— Task to carry out —
Find every line in the records below that contains the word "обрізано", and copy each such line.

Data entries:
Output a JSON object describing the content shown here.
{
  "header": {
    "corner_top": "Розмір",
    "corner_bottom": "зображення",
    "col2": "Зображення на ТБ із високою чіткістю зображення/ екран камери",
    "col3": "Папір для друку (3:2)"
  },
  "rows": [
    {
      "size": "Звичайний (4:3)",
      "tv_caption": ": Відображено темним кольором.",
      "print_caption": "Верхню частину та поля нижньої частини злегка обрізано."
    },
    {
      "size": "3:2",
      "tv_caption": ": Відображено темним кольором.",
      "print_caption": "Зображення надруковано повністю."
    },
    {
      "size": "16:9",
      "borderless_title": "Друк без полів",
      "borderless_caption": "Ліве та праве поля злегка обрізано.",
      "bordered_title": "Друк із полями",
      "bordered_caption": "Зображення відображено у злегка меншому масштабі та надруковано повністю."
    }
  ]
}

— Worked answer —
      "print_caption": "Верхню частину та поля нижньої частини злегка обрізано."
      "borderless_caption": "Ліве та праве поля злегка обрізано.",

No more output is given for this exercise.